• _Exercise details_
All the data should be repeated exactly. Any image in it is left out.

* start Extracted material *

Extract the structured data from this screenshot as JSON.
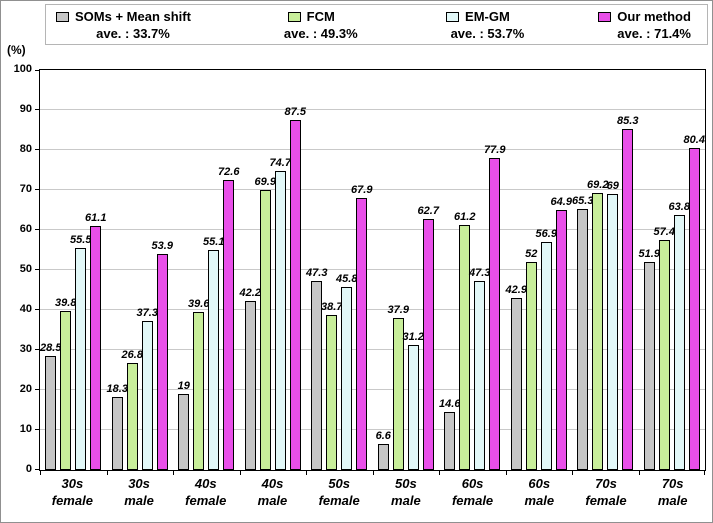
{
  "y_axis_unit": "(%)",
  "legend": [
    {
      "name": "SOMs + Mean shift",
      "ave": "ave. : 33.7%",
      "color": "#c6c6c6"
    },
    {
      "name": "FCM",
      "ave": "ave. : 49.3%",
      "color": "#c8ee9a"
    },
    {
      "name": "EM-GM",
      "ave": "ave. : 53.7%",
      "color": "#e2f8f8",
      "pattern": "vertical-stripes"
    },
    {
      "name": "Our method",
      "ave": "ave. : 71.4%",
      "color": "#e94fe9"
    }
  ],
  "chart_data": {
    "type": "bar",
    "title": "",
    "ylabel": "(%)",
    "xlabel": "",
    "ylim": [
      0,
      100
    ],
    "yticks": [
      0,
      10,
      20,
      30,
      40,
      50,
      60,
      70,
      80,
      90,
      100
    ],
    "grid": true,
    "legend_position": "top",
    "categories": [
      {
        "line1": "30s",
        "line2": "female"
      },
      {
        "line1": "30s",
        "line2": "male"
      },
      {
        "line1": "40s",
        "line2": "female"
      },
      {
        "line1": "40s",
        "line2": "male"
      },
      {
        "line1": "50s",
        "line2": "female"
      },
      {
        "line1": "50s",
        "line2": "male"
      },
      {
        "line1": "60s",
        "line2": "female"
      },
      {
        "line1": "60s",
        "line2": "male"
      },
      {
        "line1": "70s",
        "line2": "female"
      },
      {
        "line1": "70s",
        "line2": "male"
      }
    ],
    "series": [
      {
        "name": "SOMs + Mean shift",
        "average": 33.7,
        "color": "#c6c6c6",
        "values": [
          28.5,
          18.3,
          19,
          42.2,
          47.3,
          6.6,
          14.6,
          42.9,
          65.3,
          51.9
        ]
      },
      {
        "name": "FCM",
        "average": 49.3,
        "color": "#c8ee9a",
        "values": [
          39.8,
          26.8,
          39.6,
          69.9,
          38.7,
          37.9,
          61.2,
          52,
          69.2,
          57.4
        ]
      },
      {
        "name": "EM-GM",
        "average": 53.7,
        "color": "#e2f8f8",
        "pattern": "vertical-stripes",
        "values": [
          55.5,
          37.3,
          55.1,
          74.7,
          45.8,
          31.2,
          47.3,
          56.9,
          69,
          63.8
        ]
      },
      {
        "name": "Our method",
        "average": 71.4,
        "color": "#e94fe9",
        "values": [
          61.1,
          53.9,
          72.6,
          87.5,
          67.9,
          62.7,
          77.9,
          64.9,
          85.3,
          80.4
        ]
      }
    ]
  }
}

* end Extracted material *

• _Response to the exercise_
Extract the structured data from this screenshot as JSON.
{
  "y_axis_unit": "(%)",
  "legend": [
    {
      "name": "SOMs + Mean shift",
      "ave": "ave. : 33.7%",
      "color": "#c6c6c6"
    },
    {
      "name": "FCM",
      "ave": "ave. : 49.3%",
      "color": "#c8ee9a"
    },
    {
      "name": "EM-GM",
      "ave": "ave. : 53.7%",
      "color": "#e2f8f8",
      "pattern": "vertical-stripes"
    },
    {
      "name": "Our method",
      "ave": "ave. : 71.4%",
      "color": "#e94fe9"
    }
  ],
  "chart_data": {
    "type": "bar",
    "title": "",
    "ylabel": "(%)",
    "xlabel": "",
    "ylim": [
      0,
      100
    ],
    "yticks": [
      0,
      10,
      20,
      30,
      40,
      50,
      60,
      70,
      80,
      90,
      100
    ],
    "grid": true,
    "legend_position": "top",
    "categories": [
      {
        "line1": "30s",
        "line2": "female"
      },
      {
        "line1": "30s",
        "line2": "male"
      },
      {
        "line1": "40s",
        "line2": "female"
      },
      {
        "line1": "40s",
        "line2": "male"
      },
      {
        "line1": "50s",
        "line2": "female"
      },
      {
        "line1": "50s",
        "line2": "male"
      },
      {
        "line1": "60s",
        "line2": "female"
      },
      {
        "line1": "60s",
        "line2": "male"
      },
      {
        "line1": "70s",
        "line2": "female"
      },
      {
        "line1": "70s",
        "line2": "male"
      }
    ],
    "series": [
      {
        "name": "SOMs + Mean shift",
        "average": 33.7,
        "color": "#c6c6c6",
        "values": [
          28.5,
          18.3,
          19,
          42.2,
          47.3,
          6.6,
          14.6,
          42.9,
          65.3,
          51.9
        ]
      },
      {
        "name": "FCM",
        "average": 49.3,
        "color": "#c8ee9a",
        "values": [
          39.8,
          26.8,
          39.6,
          69.9,
          38.7,
          37.9,
          61.2,
          52,
          69.2,
          57.4
        ]
      },
      {
        "name": "EM-GM",
        "average": 53.7,
        "color": "#e2f8f8",
        "pattern": "vertical-stripes",
        "values": [
          55.5,
          37.3,
          55.1,
          74.7,
          45.8,
          31.2,
          47.3,
          56.9,
          69,
          63.8
        ]
      },
      {
        "name": "Our method",
        "average": 71.4,
        "color": "#e94fe9",
        "values": [
          61.1,
          53.9,
          72.6,
          87.5,
          67.9,
          62.7,
          77.9,
          64.9,
          85.3,
          80.4
        ]
      }
    ]
  }
}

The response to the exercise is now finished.